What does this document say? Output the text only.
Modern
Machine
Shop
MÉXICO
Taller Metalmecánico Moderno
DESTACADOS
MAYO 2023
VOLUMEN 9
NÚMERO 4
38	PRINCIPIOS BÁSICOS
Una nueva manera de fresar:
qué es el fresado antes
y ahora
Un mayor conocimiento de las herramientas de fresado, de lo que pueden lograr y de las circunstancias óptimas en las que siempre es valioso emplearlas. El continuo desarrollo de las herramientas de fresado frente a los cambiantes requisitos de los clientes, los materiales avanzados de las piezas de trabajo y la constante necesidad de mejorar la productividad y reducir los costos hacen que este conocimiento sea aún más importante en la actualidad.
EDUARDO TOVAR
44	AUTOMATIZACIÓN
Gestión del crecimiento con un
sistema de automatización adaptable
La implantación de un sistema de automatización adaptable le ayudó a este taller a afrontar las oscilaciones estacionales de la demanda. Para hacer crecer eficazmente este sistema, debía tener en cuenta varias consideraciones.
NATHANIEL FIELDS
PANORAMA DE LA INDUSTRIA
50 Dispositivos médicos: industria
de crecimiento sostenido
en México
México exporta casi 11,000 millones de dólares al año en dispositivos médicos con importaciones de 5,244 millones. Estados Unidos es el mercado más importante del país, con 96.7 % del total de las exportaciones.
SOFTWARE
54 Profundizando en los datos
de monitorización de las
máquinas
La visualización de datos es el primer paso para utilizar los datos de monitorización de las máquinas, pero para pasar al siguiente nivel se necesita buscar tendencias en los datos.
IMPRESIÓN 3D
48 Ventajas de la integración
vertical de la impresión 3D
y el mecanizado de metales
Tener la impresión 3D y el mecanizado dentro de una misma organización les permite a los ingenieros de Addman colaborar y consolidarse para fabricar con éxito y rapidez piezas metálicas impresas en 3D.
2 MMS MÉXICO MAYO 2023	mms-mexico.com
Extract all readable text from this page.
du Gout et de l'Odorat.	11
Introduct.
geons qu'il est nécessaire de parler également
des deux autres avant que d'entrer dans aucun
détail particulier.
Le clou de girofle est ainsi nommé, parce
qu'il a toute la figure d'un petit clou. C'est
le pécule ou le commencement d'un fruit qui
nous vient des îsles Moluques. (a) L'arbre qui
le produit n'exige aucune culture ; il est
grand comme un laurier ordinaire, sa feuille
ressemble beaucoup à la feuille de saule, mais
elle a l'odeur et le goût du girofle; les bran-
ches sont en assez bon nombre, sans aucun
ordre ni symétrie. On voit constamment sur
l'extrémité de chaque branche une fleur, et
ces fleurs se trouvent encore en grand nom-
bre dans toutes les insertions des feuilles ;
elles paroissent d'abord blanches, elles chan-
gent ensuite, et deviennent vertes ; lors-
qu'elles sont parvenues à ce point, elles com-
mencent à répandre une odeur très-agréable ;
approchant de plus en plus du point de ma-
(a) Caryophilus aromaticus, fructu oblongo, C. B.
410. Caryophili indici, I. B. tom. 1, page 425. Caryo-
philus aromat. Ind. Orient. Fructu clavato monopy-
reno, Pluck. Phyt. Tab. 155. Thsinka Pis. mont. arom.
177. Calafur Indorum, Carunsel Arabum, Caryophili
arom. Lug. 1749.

→ **TASK TO CARRY OUT**
Please output the entries above, every line exactly as it reads.

→ **ANSWER FOR THIS EXERCISE**
What does this document say? Output the text only.
Modern
Machine
Shop
MÉXICO
Taller Metalmecánico Moderno
DESTACADOS
MAYO 2023
VOLUMEN 9
NÚMERO 4
38	PRINCIPIOS BÁSICOS
Una nueva manera de fresar:
qué es el fresado antes
y ahora
Un mayor conocimiento de las herramientas de fresado, de lo que pueden lograr y de las circunstancias óptimas en las que siempre es valioso emplearlas. El continuo desarrollo de las herramientas de fresado frente a los cambiantes requisitos de los clientes, los materiales avanzados de las piezas de trabajo y la constante necesidad de mejorar la productividad y reducir los costos hacen que este conocimiento sea aún más importante en la actualidad.
EDUARDO TOVAR
44	AUTOMATIZACIÓN
Gestión del crecimiento con un
sistema de automatización adaptable
La implantación de un sistema de automatización adaptable le ayudó a este taller a afrontar las oscilaciones estacionales de la demanda. Para hacer crecer eficazmente este sistema, debía tener en cuenta varias consideraciones.
NATHANIEL FIELDS
PANORAMA DE LA INDUSTRIA
50 Dispositivos médicos: industria
de crecimiento sostenido
en México
México exporta casi 11,000 millones de dólares al año en dispositivos médicos con importaciones de 5,244 millones. Estados Unidos es el mercado más importante del país, con 96.7 % del total de las exportaciones.
SOFTWARE
54 Profundizando en los datos
de monitorización de las
máquinas
La visualización de datos es el primer paso para utilizar los datos de monitorización de las máquinas, pero para pasar al siguiente nivel se necesita buscar tendencias en los datos.
IMPRESIÓN 3D
48 Ventajas de la integración
vertical de la impresión 3D
y el mecanizado de metales
Tener la impresión 3D y el mecanizado dentro de una misma organización les permite a los ingenieros de Addman colaborar y consolidarse para fabricar con éxito y rapidez piezas metálicas impresas en 3D.
2 MMS MÉXICO MAYO 2023	mms-mexico.com
Extract all readable text from this page.
du Gout et de l'Odorat.	11
Introduct.
geons qu'il est nécessaire de parler également
des deux autres avant que d'entrer dans aucun
détail particulier.
Le clou de girofle est ainsi nommé, parce
qu'il a toute la figure d'un petit clou. C'est
le pécule ou le commencement d'un fruit qui
nous vient des îsles Moluques. (a) L'arbre qui
le produit n'exige aucune culture ; il est
grand comme un laurier ordinaire, sa feuille
ressemble beaucoup à la feuille de saule, mais
elle a l'odeur et le goût du girofle; les bran-
ches sont en assez bon nombre, sans aucun
ordre ni symétrie. On voit constamment sur
l'extrémité de chaque branche une fleur, et
ces fleurs se trouvent encore en grand nom-
bre dans toutes les insertions des feuilles ;
elles paroissent d'abord blanches, elles chan-
gent ensuite, et deviennent vertes ; lors-
qu'elles sont parvenues à ce point, elles com-
mencent à répandre une odeur très-agréable ;
approchant de plus en plus du point de ma-
(a) Caryophilus aromaticus, fructu oblongo, C. B.
410. Caryophili indici, I. B. tom. 1, page 425. Caryo-
philus aromat. Ind. Orient. Fructu clavato monopy-
reno, Pluck. Phyt. Tab. 155. Thsinka Pis. mont. arom.
177. Calafur Indorum, Carunsel Arabum, Caryophili
arom. Lug. 1749.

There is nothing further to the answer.